##### THE RECORDS #####
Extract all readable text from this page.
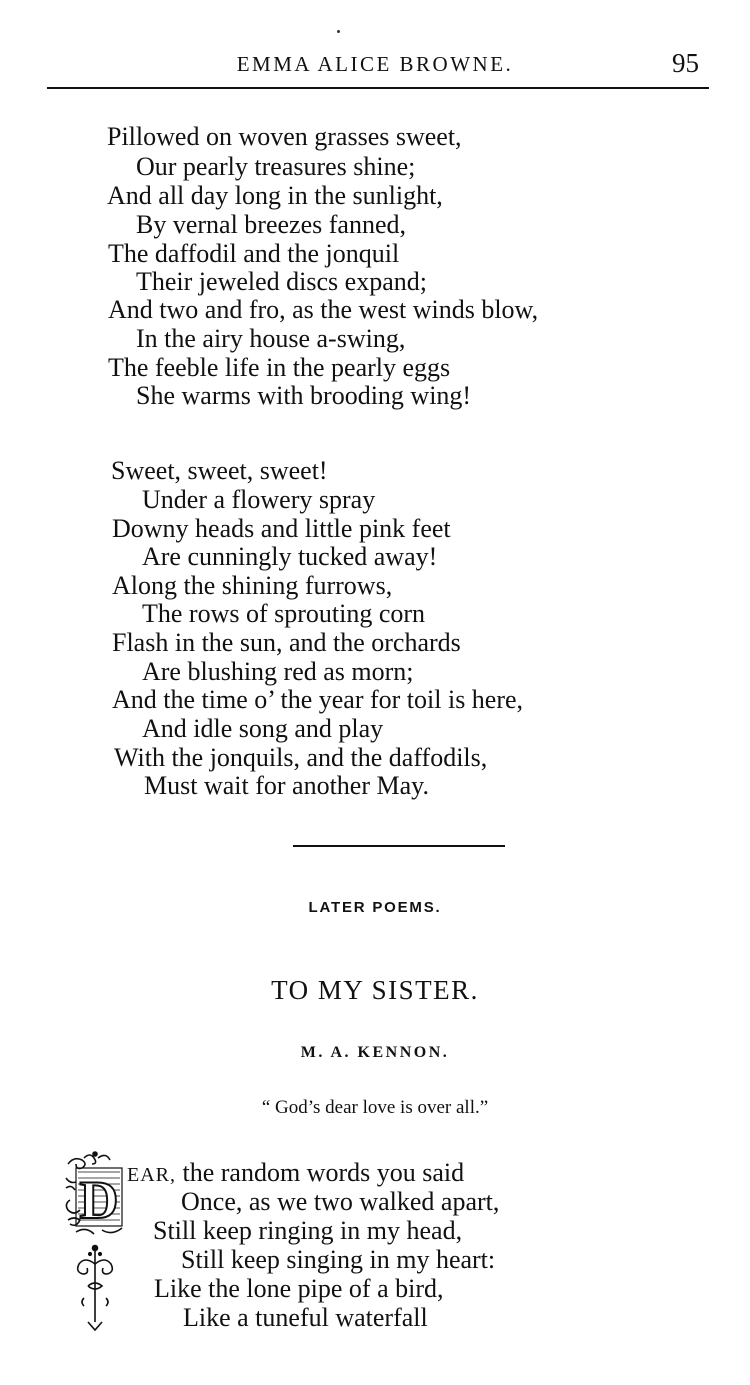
EMMA ALICE BROWNE.	95
Pillowed on woven grasses sweet,
Our pearly treasures shine;
And all day long in the sunlight,
By vernal breezes fanned,
The daffodil and the jonquil
Their jeweled discs expand;
And two and fro, as the west winds blow,
In the airy house a-swing,
The feeble life in the pearly eggs
She warms with brooding wing!
Sweet, sweet, sweet!
Under a flowery spray
Downy heads and little pink feet
Are cunningly tucked away!
Along the shining furrows,
The rows of sprouting corn
Flash in the sun, and the orchards
Are blushing red as morn;
And the time o’ the year for toil is here,
And idle song and play
With the jonquils, and the daffodils,
Must wait for another May.
LATER POEMS.
TO MY SISTER.
M. A. KENNON.
“ God’s dear love is over all.”
D EAR, the random words you said
Once, as we two walked apart,
Still keep ringing in my head,
Still keep singing in my heart:
Like the lone pipe of a bird,
Like a tuneful waterfall
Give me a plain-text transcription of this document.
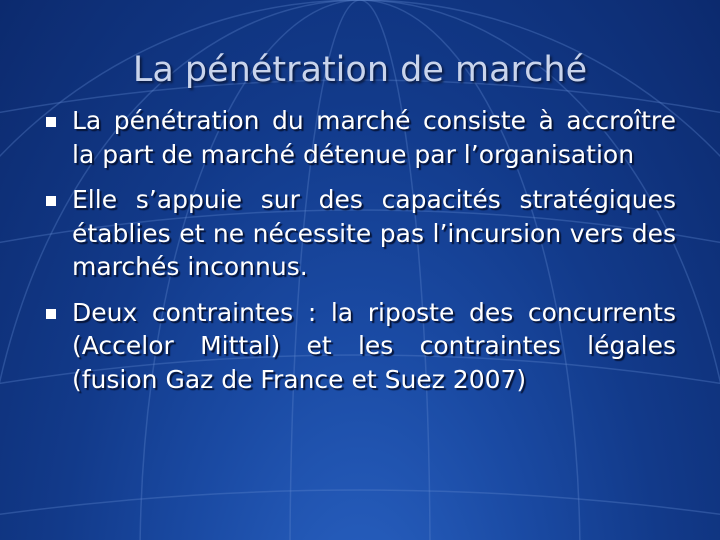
La pénétration de marché
La pénétration du marché consiste à accroître la part de marché détenue par l’organisation
Elle s’appuie sur des capacités stratégiques établies et ne nécessite pas l’incursion vers des marchés inconnus.
Deux contraintes : la riposte des concurrents (Accelor Mittal) et les contraintes légales (fusion Gaz de France et Suez 2007)
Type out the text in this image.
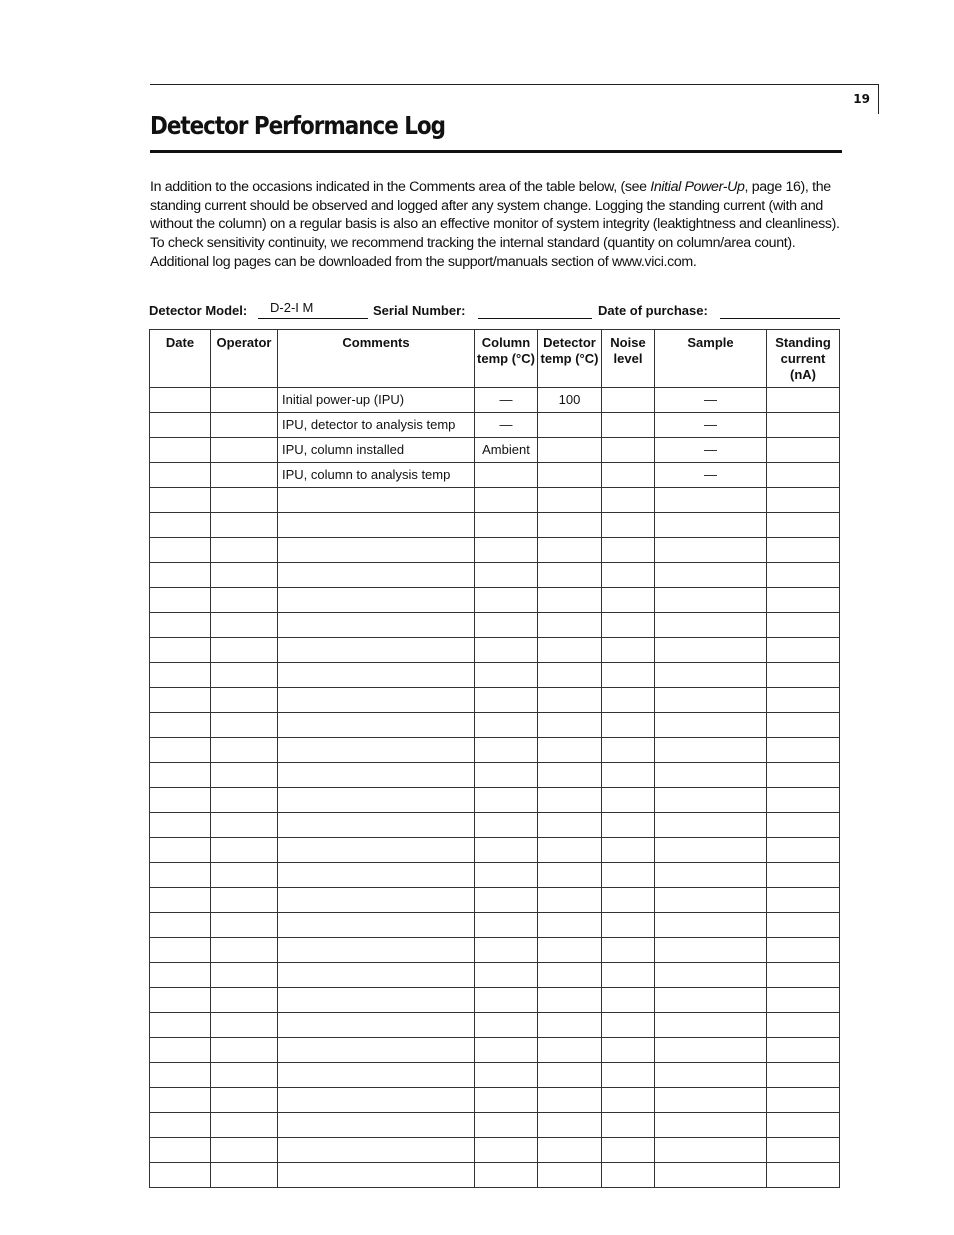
19
Detector Performance Log

In addition to the occasions indicated in the Comments area of the table below, (see Initial Power-Up, page 16), the standing current should be observed and logged after any system change. Logging the standing current (with and without the column) on a regular basis is also an effective monitor of system integrity (leaktightness and cleanliness). To check sensitivity continuity, we recommend tracking the internal standard (quantity on column/area count). Additional log pages can be downloaded from the support/manuals section of www.vici.com.

Detector Model: D-2-I M	Serial Number:	Date of purchase:
Date	Operator	Comments	Column temp (°C)	Detector temp (°C)	Noise level	Sample	Standing current (nA)
		Initial power-up (IPU)	—	100		—	
		IPU, detector to analysis temp	—			—	
		IPU, column installed	Ambient			—	
		IPU, column to analysis temp				—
#####
**TASK REQUIREMENTS:**
Reproduce all of the data exactly, omitting each picture it holds.

**RESPONSE FOR THIS EXERCISE:**
Extract all readable text from this page.
EMMA ALICE BROWNE.	95
Pillowed on woven grasses sweet,
Our pearly treasures shine;
And all day long in the sunlight,
By vernal breezes fanned,
The daffodil and the jonquil
Their jeweled discs expand;
And two and fro, as the west winds blow,
In the airy house a-swing,
The feeble life in the pearly eggs
She warms with brooding wing!
Sweet, sweet, sweet!
Under a flowery spray
Downy heads and little pink feet
Are cunningly tucked away!
Along the shining furrows,
The rows of sprouting corn
Flash in the sun, and the orchards
Are blushing red as morn;
And the time o’ the year for toil is here,
And idle song and play
With the jonquils, and the daffodils,
Must wait for another May.
LATER POEMS.
TO MY SISTER.
M. A. KENNON.
“ God’s dear love is over all.”
D EAR, the random words you said
Once, as we two walked apart,
Still keep ringing in my head,
Still keep singing in my heart:
Like the lone pipe of a bird,
Like a tuneful waterfall
Give me a plain-text transcription of this document.
La pénétration de marché
La pénétration du marché consiste à accroître la part de marché détenue par l’organisation
Elle s’appuie sur des capacités stratégiques établies et ne nécessite pas l’incursion vers des marchés inconnus.
Deux contraintes : la riposte des concurrents (Accelor Mittal) et les contraintes légales (fusion Gaz de France et Suez 2007)
Type out the text in this image.
19
Detector Performance Log

In addition to the occasions indicated in the Comments area of the table below, (see Initial Power-Up, page 16), the standing current should be observed and logged after any system change. Logging the standing current (with and without the column) on a regular basis is also an effective monitor of system integrity (leaktightness and cleanliness). To check sensitivity continuity, we recommend tracking the internal standard (quantity on column/area count). Additional log pages can be downloaded from the support/manuals section of www.vici.com.

Detector Model: D-2-I M	Serial Number:	Date of purchase:
Date	Operator	Comments	Column temp (°C)	Detector temp (°C)	Noise level	Sample	Standing current (nA)
		Initial power-up (IPU)	—	100		—	
		IPU, detector to analysis temp	—			—	
		IPU, column installed	Ambient			—	
		IPU, column to analysis temp				—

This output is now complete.